*WRITTEN TASK*. Without the images, output each record below as it stands.

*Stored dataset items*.
>> start

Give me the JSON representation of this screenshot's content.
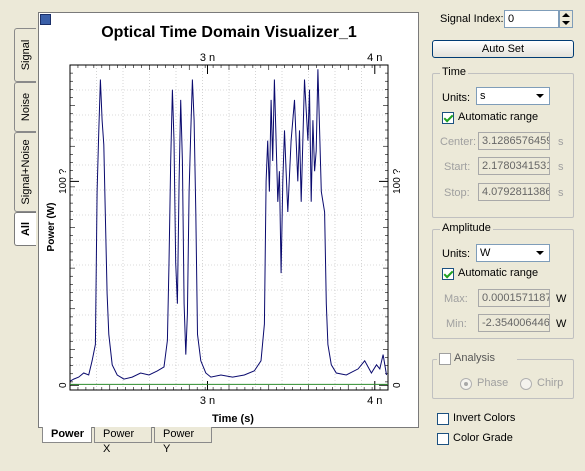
{
  "plot": {
    "title": "Optical Time Domain Visualizer_1",
    "xlabel": "Time (s)",
    "ylabel": "Power (W)"
  },
  "left_tabs": [
    "Signal",
    "Noise",
    "Signal+Noise",
    "All"
  ],
  "bottom_tabs": [
    "Power",
    "Power X",
    "Power Y"
  ],
  "panel": {
    "signal_index_label": "Signal Index:",
    "signal_index_value": "0",
    "auto_set_label": "Auto Set",
    "time": {
      "group_title": "Time",
      "units_label": "Units:",
      "units_value": "s",
      "auto_range_label": "Automatic range",
      "center_label": "Center:",
      "center_value": "3.1286576459",
      "center_unit": "s",
      "start_label": "Start:",
      "start_value": "2.1780341531",
      "start_unit": "s",
      "stop_label": "Stop:",
      "stop_value": "4.0792811386",
      "stop_unit": "s"
    },
    "amplitude": {
      "group_title": "Amplitude",
      "units_label": "Units:",
      "units_value": "W",
      "auto_range_label": "Automatic range",
      "max_label": "Max:",
      "max_value": "0.0001571187",
      "max_unit": "W",
      "min_label": "Min:",
      "min_value": "-2.354006446",
      "min_unit": "W"
    },
    "analysis_label": "Analysis",
    "phase_label": "Phase",
    "chirp_label": "Chirp",
    "invert_colors_label": "Invert Colors",
    "color_grade_label": "Color Grade"
  },
  "chart_data": {
    "type": "line",
    "title": "Optical Time Domain Visualizer_1",
    "xlabel": "Time (s)",
    "ylabel": "Power (W)",
    "x_ticks": [
      {
        "value": 3.0,
        "label": "3 n"
      },
      {
        "value": 4.0,
        "label": "4 n"
      }
    ],
    "y_ticks": [
      {
        "value": 0,
        "label": "0"
      },
      {
        "value": 100,
        "label": "100 ?"
      }
    ],
    "xlim": [
      2.178,
      4.079
    ],
    "ylim": [
      -2.35,
      157.1
    ],
    "grid": true,
    "series": [
      {
        "color": "#0a0a6e",
        "points": [
          [
            2.18,
            2
          ],
          [
            2.2,
            3
          ],
          [
            2.23,
            4
          ],
          [
            2.26,
            6
          ],
          [
            2.29,
            5
          ],
          [
            2.31,
            12
          ],
          [
            2.33,
            20
          ],
          [
            2.34,
            95
          ],
          [
            2.35,
            125
          ],
          [
            2.36,
            150
          ],
          [
            2.37,
            130
          ],
          [
            2.38,
            118
          ],
          [
            2.39,
            80
          ],
          [
            2.4,
            45
          ],
          [
            2.41,
            25
          ],
          [
            2.43,
            10
          ],
          [
            2.46,
            5
          ],
          [
            2.5,
            3
          ],
          [
            2.55,
            4
          ],
          [
            2.6,
            6
          ],
          [
            2.65,
            5
          ],
          [
            2.7,
            7
          ],
          [
            2.74,
            9
          ],
          [
            2.76,
            22
          ],
          [
            2.77,
            60
          ],
          [
            2.78,
            110
          ],
          [
            2.79,
            145
          ],
          [
            2.8,
            120
          ],
          [
            2.81,
            60
          ],
          [
            2.82,
            40
          ],
          [
            2.83,
            100
          ],
          [
            2.84,
            140
          ],
          [
            2.85,
            110
          ],
          [
            2.86,
            40
          ],
          [
            2.87,
            15
          ],
          [
            2.88,
            35
          ],
          [
            2.89,
            95
          ],
          [
            2.9,
            125
          ],
          [
            2.91,
            150
          ],
          [
            2.92,
            130
          ],
          [
            2.93,
            85
          ],
          [
            2.94,
            25
          ],
          [
            2.96,
            12
          ],
          [
            2.99,
            6
          ],
          [
            3.02,
            4
          ],
          [
            3.08,
            5
          ],
          [
            3.15,
            4
          ],
          [
            3.22,
            5
          ],
          [
            3.28,
            7
          ],
          [
            3.32,
            12
          ],
          [
            3.34,
            30
          ],
          [
            3.35,
            100
          ],
          [
            3.36,
            120
          ],
          [
            3.37,
            95
          ],
          [
            3.38,
            140
          ],
          [
            3.39,
            110
          ],
          [
            3.4,
            150
          ],
          [
            3.41,
            120
          ],
          [
            3.42,
            90
          ],
          [
            3.43,
            105
          ],
          [
            3.44,
            55
          ],
          [
            3.45,
            100
          ],
          [
            3.46,
            125
          ],
          [
            3.47,
            105
          ],
          [
            3.48,
            85
          ],
          [
            3.5,
            120
          ],
          [
            3.52,
            140
          ],
          [
            3.54,
            100
          ],
          [
            3.55,
            125
          ],
          [
            3.56,
            90
          ],
          [
            3.58,
            150
          ],
          [
            3.6,
            120
          ],
          [
            3.61,
            145
          ],
          [
            3.62,
            90
          ],
          [
            3.63,
            130
          ],
          [
            3.64,
            105
          ],
          [
            3.65,
            115
          ],
          [
            3.66,
            155
          ],
          [
            3.67,
            125
          ],
          [
            3.68,
            95
          ],
          [
            3.7,
            85
          ],
          [
            3.71,
            40
          ],
          [
            3.72,
            20
          ],
          [
            3.74,
            10
          ],
          [
            3.77,
            6
          ],
          [
            3.83,
            5
          ],
          [
            3.9,
            8
          ],
          [
            3.94,
            12
          ],
          [
            3.98,
            6
          ],
          [
            4.01,
            10
          ],
          [
            4.03,
            8
          ],
          [
            4.05,
            15
          ],
          [
            4.07,
            5
          ]
        ]
      },
      {
        "color": "#2e8b2e",
        "points": [
          [
            2.178,
            0.4
          ],
          [
            4.079,
            0.4
          ]
        ]
      }
    ]
  }
}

>> end

*ANSWER BELOW*.
Give me the JSON representation of this screenshot's content.
{
  "plot": {
    "title": "Optical Time Domain Visualizer_1",
    "xlabel": "Time (s)",
    "ylabel": "Power (W)"
  },
  "left_tabs": [
    "Signal",
    "Noise",
    "Signal+Noise",
    "All"
  ],
  "bottom_tabs": [
    "Power",
    "Power X",
    "Power Y"
  ],
  "panel": {
    "signal_index_label": "Signal Index:",
    "signal_index_value": "0",
    "auto_set_label": "Auto Set",
    "time": {
      "group_title": "Time",
      "units_label": "Units:",
      "units_value": "s",
      "auto_range_label": "Automatic range",
      "center_label": "Center:",
      "center_value": "3.1286576459",
      "center_unit": "s",
      "start_label": "Start:",
      "start_value": "2.1780341531",
      "start_unit": "s",
      "stop_label": "Stop:",
      "stop_value": "4.0792811386",
      "stop_unit": "s"
    },
    "amplitude": {
      "group_title": "Amplitude",
      "units_label": "Units:",
      "units_value": "W",
      "auto_range_label": "Automatic range",
      "max_label": "Max:",
      "max_value": "0.0001571187",
      "max_unit": "W",
      "min_label": "Min:",
      "min_value": "-2.354006446",
      "min_unit": "W"
    },
    "analysis_label": "Analysis",
    "phase_label": "Phase",
    "chirp_label": "Chirp",
    "invert_colors_label": "Invert Colors",
    "color_grade_label": "Color Grade"
  },
  "chart_data": {
    "type": "line",
    "title": "Optical Time Domain Visualizer_1",
    "xlabel": "Time (s)",
    "ylabel": "Power (W)",
    "x_ticks": [
      {
        "value": 3.0,
        "label": "3 n"
      },
      {
        "value": 4.0,
        "label": "4 n"
      }
    ],
    "y_ticks": [
      {
        "value": 0,
        "label": "0"
      },
      {
        "value": 100,
        "label": "100 ?"
      }
    ],
    "xlim": [
      2.178,
      4.079
    ],
    "ylim": [
      -2.35,
      157.1
    ],
    "grid": true,
    "series": [
      {
        "color": "#0a0a6e",
        "points": [
          [
            2.18,
            2
          ],
          [
            2.2,
            3
          ],
          [
            2.23,
            4
          ],
          [
            2.26,
            6
          ],
          [
            2.29,
            5
          ],
          [
            2.31,
            12
          ],
          [
            2.33,
            20
          ],
          [
            2.34,
            95
          ],
          [
            2.35,
            125
          ],
          [
            2.36,
            150
          ],
          [
            2.37,
            130
          ],
          [
            2.38,
            118
          ],
          [
            2.39,
            80
          ],
          [
            2.4,
            45
          ],
          [
            2.41,
            25
          ],
          [
            2.43,
            10
          ],
          [
            2.46,
            5
          ],
          [
            2.5,
            3
          ],
          [
            2.55,
            4
          ],
          [
            2.6,
            6
          ],
          [
            2.65,
            5
          ],
          [
            2.7,
            7
          ],
          [
            2.74,
            9
          ],
          [
            2.76,
            22
          ],
          [
            2.77,
            60
          ],
          [
            2.78,
            110
          ],
          [
            2.79,
            145
          ],
          [
            2.8,
            120
          ],
          [
            2.81,
            60
          ],
          [
            2.82,
            40
          ],
          [
            2.83,
            100
          ],
          [
            2.84,
            140
          ],
          [
            2.85,
            110
          ],
          [
            2.86,
            40
          ],
          [
            2.87,
            15
          ],
          [
            2.88,
            35
          ],
          [
            2.89,
            95
          ],
          [
            2.9,
            125
          ],
          [
            2.91,
            150
          ],
          [
            2.92,
            130
          ],
          [
            2.93,
            85
          ],
          [
            2.94,
            25
          ],
          [
            2.96,
            12
          ],
          [
            2.99,
            6
          ],
          [
            3.02,
            4
          ],
          [
            3.08,
            5
          ],
          [
            3.15,
            4
          ],
          [
            3.22,
            5
          ],
          [
            3.28,
            7
          ],
          [
            3.32,
            12
          ],
          [
            3.34,
            30
          ],
          [
            3.35,
            100
          ],
          [
            3.36,
            120
          ],
          [
            3.37,
            95
          ],
          [
            3.38,
            140
          ],
          [
            3.39,
            110
          ],
          [
            3.4,
            150
          ],
          [
            3.41,
            120
          ],
          [
            3.42,
            90
          ],
          [
            3.43,
            105
          ],
          [
            3.44,
            55
          ],
          [
            3.45,
            100
          ],
          [
            3.46,
            125
          ],
          [
            3.47,
            105
          ],
          [
            3.48,
            85
          ],
          [
            3.5,
            120
          ],
          [
            3.52,
            140
          ],
          [
            3.54,
            100
          ],
          [
            3.55,
            125
          ],
          [
            3.56,
            90
          ],
          [
            3.58,
            150
          ],
          [
            3.6,
            120
          ],
          [
            3.61,
            145
          ],
          [
            3.62,
            90
          ],
          [
            3.63,
            130
          ],
          [
            3.64,
            105
          ],
          [
            3.65,
            115
          ],
          [
            3.66,
            155
          ],
          [
            3.67,
            125
          ],
          [
            3.68,
            95
          ],
          [
            3.7,
            85
          ],
          [
            3.71,
            40
          ],
          [
            3.72,
            20
          ],
          [
            3.74,
            10
          ],
          [
            3.77,
            6
          ],
          [
            3.83,
            5
          ],
          [
            3.9,
            8
          ],
          [
            3.94,
            12
          ],
          [
            3.98,
            6
          ],
          [
            4.01,
            10
          ],
          [
            4.03,
            8
          ],
          [
            4.05,
            15
          ],
          [
            4.07,
            5
          ]
        ]
      },
      {
        "color": "#2e8b2e",
        "points": [
          [
            2.178,
            0.4
          ],
          [
            4.079,
            0.4
          ]
        ]
      }
    ]
  }
}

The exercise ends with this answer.